*Data entries*
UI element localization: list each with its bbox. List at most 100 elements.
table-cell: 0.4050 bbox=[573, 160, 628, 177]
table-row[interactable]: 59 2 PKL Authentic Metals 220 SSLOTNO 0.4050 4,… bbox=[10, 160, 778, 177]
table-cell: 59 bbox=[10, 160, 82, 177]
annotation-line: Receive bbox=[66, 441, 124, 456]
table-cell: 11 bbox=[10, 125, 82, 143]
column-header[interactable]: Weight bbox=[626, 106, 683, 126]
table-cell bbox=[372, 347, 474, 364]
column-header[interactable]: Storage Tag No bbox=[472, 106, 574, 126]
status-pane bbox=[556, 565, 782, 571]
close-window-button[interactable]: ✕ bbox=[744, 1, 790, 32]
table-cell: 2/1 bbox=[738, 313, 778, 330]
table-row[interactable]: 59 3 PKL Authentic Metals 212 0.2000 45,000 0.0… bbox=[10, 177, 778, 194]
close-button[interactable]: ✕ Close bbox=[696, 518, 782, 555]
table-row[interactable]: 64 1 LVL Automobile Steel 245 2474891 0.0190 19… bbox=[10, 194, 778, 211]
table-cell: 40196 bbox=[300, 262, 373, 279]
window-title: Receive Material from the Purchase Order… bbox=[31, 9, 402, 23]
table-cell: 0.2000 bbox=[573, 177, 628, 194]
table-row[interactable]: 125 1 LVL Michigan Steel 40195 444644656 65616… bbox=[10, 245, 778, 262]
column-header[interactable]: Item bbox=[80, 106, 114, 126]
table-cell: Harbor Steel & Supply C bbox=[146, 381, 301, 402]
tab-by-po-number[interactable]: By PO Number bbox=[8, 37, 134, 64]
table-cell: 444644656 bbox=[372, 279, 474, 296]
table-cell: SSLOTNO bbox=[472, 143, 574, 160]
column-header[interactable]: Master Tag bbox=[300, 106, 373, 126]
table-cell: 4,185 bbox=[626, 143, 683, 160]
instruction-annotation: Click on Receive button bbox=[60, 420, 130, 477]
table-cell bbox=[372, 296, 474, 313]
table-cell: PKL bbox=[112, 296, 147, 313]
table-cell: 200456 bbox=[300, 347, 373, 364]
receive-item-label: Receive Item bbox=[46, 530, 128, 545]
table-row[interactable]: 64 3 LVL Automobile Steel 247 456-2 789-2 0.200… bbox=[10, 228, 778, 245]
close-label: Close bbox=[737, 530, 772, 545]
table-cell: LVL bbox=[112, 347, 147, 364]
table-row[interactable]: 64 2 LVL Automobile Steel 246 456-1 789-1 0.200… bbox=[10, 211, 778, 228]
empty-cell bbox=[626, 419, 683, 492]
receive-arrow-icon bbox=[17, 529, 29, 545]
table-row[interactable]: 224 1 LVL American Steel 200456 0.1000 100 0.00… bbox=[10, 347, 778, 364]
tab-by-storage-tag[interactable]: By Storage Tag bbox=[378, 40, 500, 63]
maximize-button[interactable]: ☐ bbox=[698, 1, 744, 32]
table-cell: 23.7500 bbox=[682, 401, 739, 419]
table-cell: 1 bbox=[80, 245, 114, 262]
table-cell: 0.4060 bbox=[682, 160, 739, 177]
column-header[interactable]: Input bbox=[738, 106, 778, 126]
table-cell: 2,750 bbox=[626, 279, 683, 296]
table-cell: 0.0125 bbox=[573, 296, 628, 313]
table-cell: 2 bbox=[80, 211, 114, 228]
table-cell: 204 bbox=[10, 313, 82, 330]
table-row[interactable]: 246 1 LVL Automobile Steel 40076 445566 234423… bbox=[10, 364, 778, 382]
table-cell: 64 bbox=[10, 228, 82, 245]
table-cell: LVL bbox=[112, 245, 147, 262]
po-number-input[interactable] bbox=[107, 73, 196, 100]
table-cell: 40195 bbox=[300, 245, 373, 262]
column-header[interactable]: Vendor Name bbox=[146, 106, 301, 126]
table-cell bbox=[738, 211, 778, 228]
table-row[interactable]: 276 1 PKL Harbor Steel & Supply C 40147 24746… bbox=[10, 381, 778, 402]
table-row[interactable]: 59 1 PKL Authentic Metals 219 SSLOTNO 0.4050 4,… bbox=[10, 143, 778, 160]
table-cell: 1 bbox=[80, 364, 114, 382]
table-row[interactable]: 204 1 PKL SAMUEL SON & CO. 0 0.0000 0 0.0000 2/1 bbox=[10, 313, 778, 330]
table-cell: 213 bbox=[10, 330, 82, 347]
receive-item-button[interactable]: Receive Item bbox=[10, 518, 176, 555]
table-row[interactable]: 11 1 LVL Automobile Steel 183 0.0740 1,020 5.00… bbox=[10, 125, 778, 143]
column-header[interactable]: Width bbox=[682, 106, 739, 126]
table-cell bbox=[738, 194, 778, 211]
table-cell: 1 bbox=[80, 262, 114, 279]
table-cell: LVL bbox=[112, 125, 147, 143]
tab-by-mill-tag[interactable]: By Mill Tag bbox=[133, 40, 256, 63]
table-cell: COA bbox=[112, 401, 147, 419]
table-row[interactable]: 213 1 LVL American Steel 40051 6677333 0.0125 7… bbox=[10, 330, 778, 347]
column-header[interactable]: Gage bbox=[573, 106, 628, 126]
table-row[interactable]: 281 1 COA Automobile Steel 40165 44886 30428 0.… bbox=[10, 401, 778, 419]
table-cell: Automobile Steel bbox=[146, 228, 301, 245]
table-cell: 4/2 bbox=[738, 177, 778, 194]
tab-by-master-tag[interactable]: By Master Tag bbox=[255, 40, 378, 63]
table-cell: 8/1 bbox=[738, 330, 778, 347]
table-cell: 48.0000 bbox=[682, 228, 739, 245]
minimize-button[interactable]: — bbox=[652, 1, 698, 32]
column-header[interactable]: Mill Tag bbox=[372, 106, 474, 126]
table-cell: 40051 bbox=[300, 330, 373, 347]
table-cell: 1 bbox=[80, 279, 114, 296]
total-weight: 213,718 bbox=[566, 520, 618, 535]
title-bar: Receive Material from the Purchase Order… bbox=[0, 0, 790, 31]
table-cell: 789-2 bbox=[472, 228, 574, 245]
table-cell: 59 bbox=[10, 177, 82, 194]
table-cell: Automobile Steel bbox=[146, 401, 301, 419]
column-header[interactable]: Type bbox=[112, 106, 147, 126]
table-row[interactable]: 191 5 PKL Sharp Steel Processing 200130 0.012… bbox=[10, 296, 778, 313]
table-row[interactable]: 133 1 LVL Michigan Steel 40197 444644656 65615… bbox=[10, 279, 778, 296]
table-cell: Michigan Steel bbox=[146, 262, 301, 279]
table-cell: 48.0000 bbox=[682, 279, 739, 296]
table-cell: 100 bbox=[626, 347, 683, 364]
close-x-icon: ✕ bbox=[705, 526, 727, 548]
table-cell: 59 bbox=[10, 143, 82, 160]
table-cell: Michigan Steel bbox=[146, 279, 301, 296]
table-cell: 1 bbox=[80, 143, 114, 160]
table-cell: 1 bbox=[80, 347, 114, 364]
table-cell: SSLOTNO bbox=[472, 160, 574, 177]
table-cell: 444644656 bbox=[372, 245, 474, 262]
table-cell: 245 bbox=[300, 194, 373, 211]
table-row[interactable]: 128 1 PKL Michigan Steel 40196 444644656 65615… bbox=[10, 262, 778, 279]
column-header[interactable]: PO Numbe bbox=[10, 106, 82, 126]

*Exercise goal*
Arrange every line of the data above as a Markdown table with the columns Row and Line, numbering each row and leaving out blank lines.

*Result of the exercise*
| Row | Line |
|---|---|
| 1 | UI element localization: list each with its bbox. List at most 100 elements. |
| 2 | table-cell: 0.4050 bbox=[573, 160, 628, 177] |
| 3 | table-row[interactable]: 59 2 PKL Authentic Metals 220 SSLOTNO 0.4050 4,… bbox=[10, 160, 778, 177] |
| 4 | table-cell: 59 bbox=[10, 160, 82, 177] |
| 5 | annotation-line: Receive bbox=[66, 441, 124, 456] |
| 6 | table-cell: 11 bbox=[10, 125, 82, 143] |
| 7 | column-header[interactable]: Weight bbox=[626, 106, 683, 126] |
| 8 | table-cell bbox=[372, 347, 474, 364] |
| 9 | column-header[interactable]: Storage Tag No bbox=[472, 106, 574, 126] |
| 10 | status-pane bbox=[556, 565, 782, 571] |
| 11 | close-window-button[interactable]: ✕ bbox=[744, 1, 790, 32] |
| 12 | table-cell: 2/1 bbox=[738, 313, 778, 330] |
| 13 | table-row[interactable]: 59 3 PKL Authentic Metals 212 0.2000 45,000 0.0… bbox=[10, 177, 778, 194] |
| 14 | close-button[interactable]: ✕ Close bbox=[696, 518, 782, 555] |
| 15 | table-row[interactable]: 64 1 LVL Automobile Steel 245 2474891 0.0190 19… bbox=[10, 194, 778, 211] |
| 16 | table-cell: 40196 bbox=[300, 262, 373, 279] |
| 17 | window-title: Receive Material from the Purchase Order… bbox=[31, 9, 402, 23] |
| 18 | table-cell: 0.2000 bbox=[573, 177, 628, 194] |
| 19 | table-row[interactable]: 125 1 LVL Michigan Steel 40195 444644656 65616… bbox=[10, 245, 778, 262] |
| 20 | column-header[interactable]: Item bbox=[80, 106, 114, 126] |
| 21 | table-cell: Harbor Steel & Supply C bbox=[146, 381, 301, 402] |
| 22 | tab-by-po-number[interactable]: By PO Number bbox=[8, 37, 134, 64] |
| 23 | table-cell: 444644656 bbox=[372, 279, 474, 296] |
| 24 | table-cell: SSLOTNO bbox=[472, 143, 574, 160] |
| 25 | column-header[interactable]: Master Tag bbox=[300, 106, 373, 126] |
| 26 | table-cell: 4,185 bbox=[626, 143, 683, 160] |
| 27 | instruction-annotation: Click on Receive button bbox=[60, 420, 130, 477] |
| 28 | table-cell bbox=[372, 296, 474, 313] |
| 29 | table-cell: PKL bbox=[112, 296, 147, 313] |
| 30 | table-cell: 200456 bbox=[300, 347, 373, 364] |
| 31 | receive-item-label: Receive Item bbox=[46, 530, 128, 545] |
| 32 | table-row[interactable]: 64 3 LVL Automobile Steel 247 456-2 789-2 0.200… bbox=[10, 228, 778, 245] |
| 33 | close-label: Close bbox=[737, 530, 772, 545] |
| 34 | table-cell: LVL bbox=[112, 347, 147, 364] |
| 35 | table-row[interactable]: 64 2 LVL Automobile Steel 246 456-1 789-1 0.200… bbox=[10, 211, 778, 228] |
| 36 | empty-cell bbox=[626, 419, 683, 492] |
| 37 | receive-arrow-icon bbox=[17, 529, 29, 545] |
| 38 | table-row[interactable]: 224 1 LVL American Steel 200456 0.1000 100 0.00… bbox=[10, 347, 778, 364] |
| 39 | tab-by-storage-tag[interactable]: By Storage Tag bbox=[378, 40, 500, 63] |
| 40 | maximize-button[interactable]: ☐ bbox=[698, 1, 744, 32] |
| 41 | table-cell: 23.7500 bbox=[682, 401, 739, 419] |
| 42 | table-cell: 1 bbox=[80, 245, 114, 262] |
| 43 | table-cell: 0.4060 bbox=[682, 160, 739, 177] |
| 44 | column-header[interactable]: Input bbox=[738, 106, 778, 126] |
| 45 | table-cell: 2,750 bbox=[626, 279, 683, 296] |
| 46 | table-cell: 0.0125 bbox=[573, 296, 628, 313] |
| 47 | table-cell: 2 bbox=[80, 211, 114, 228] |
| 48 | table-cell: 204 bbox=[10, 313, 82, 330] |
| 49 | table-row[interactable]: 246 1 LVL Automobile Steel 40076 445566 234423… bbox=[10, 364, 778, 382] |
| 50 | table-cell: 64 bbox=[10, 228, 82, 245] |
| 51 | table-cell: LVL bbox=[112, 245, 147, 262] |
| 52 | po-number-input[interactable] bbox=[107, 73, 196, 100] |
| 53 | table-cell: 40195 bbox=[300, 245, 373, 262] |
| 54 | column-header[interactable]: Vendor Name bbox=[146, 106, 301, 126] |
| 55 | table-cell bbox=[738, 211, 778, 228] |
| 56 | table-row[interactable]: 276 1 PKL Harbor Steel & Supply C 40147 24746… bbox=[10, 381, 778, 402] |
| 57 | table-row[interactable]: 59 1 PKL Authentic Metals 219 SSLOTNO 0.4050 4,… bbox=[10, 143, 778, 160] |
| 58 | table-cell: 1 bbox=[80, 364, 114, 382] |
| 59 | table-row[interactable]: 204 1 PKL SAMUEL SON & CO. 0 0.0000 0 0.0000 2/1 bbox=[10, 313, 778, 330] |
| 60 | table-cell: 213 bbox=[10, 330, 82, 347] |
| 61 | receive-item-button[interactable]: Receive Item bbox=[10, 518, 176, 555] |
| 62 | table-row[interactable]: 11 1 LVL Automobile Steel 183 0.0740 1,020 5.00… bbox=[10, 125, 778, 143] |
| 63 | column-header[interactable]: Width bbox=[682, 106, 739, 126] |
| 64 | table-cell bbox=[738, 194, 778, 211] |
| 65 | table-cell: 1 bbox=[80, 262, 114, 279] |
| 66 | table-cell: LVL bbox=[112, 125, 147, 143] |
| 67 | tab-by-mill-tag[interactable]: By Mill Tag bbox=[133, 40, 256, 63] |
| 68 | table-cell: COA bbox=[112, 401, 147, 419] |
| 69 | table-row[interactable]: 213 1 LVL American Steel 40051 6677333 0.0125 7… bbox=[10, 330, 778, 347] |
| 70 | column-header[interactable]: Gage bbox=[573, 106, 628, 126] |
| 71 | table-row[interactable]: 281 1 COA Automobile Steel 40165 44886 30428 0.… bbox=[10, 401, 778, 419] |
| 72 | table-cell: Automobile Steel bbox=[146, 228, 301, 245] |
| 73 | table-cell: 4/2 bbox=[738, 177, 778, 194] |
| 74 | tab-by-master-tag[interactable]: By Master Tag bbox=[255, 40, 378, 63] |
| 75 | table-cell: 8/1 bbox=[738, 330, 778, 347] |
| 76 | table-cell: 48.0000 bbox=[682, 228, 739, 245] |
| 77 | minimize-button[interactable]: — bbox=[652, 1, 698, 32] |
| 78 | column-header[interactable]: Mill Tag bbox=[372, 106, 474, 126] |
| 79 | table-cell: 40051 bbox=[300, 330, 373, 347] |
| 80 | table-cell: 1 bbox=[80, 279, 114, 296] |
| 81 | total-weight: 213,718 bbox=[566, 520, 618, 535] |
| 82 | title-bar: Receive Material from the Purchase Order… bbox=[0, 0, 790, 31] |
| 83 | table-cell: 789-2 bbox=[472, 228, 574, 245] |
| 84 | table-cell: 59 bbox=[10, 177, 82, 194] |
| 85 | table-cell: Automobile Steel bbox=[146, 401, 301, 419] |
| 86 | column-header[interactable]: Type bbox=[112, 106, 147, 126] |
| 87 | table-row[interactable]: 191 5 PKL Sharp Steel Processing 200130 0.012… bbox=[10, 296, 778, 313] |
| 88 | table-row[interactable]: 133 1 LVL Michigan Steel 40197 444644656 65615… bbox=[10, 279, 778, 296] |
| 89 | table-cell: Michigan Steel bbox=[146, 262, 301, 279] |
| 90 | table-cell: 48.0000 bbox=[682, 279, 739, 296] |
| 91 | table-cell: 100 bbox=[626, 347, 683, 364] |
| 92 | close-x-icon: ✕ bbox=[705, 526, 727, 548] |
| 93 | table-cell: 59 bbox=[10, 143, 82, 160] |
| 94 | table-cell: Michigan Steel bbox=[146, 279, 301, 296] |
| 95 | table-cell: 1 bbox=[80, 143, 114, 160] |
| 96 | table-cell: 1 bbox=[80, 347, 114, 364] |
| 97 | table-cell: SSLOTNO bbox=[472, 160, 574, 177] |
| 98 | table-cell: 444644656 bbox=[372, 245, 474, 262] |
| 99 | table-cell: 245 bbox=[300, 194, 373, 211] |
| 100 | table-row[interactable]: 128 1 PKL Michigan Steel 40196 444644656 65615… bbox=[10, 262, 778, 279] |
| 101 | column-header[interactable]: PO Numbe bbox=[10, 106, 82, 126] |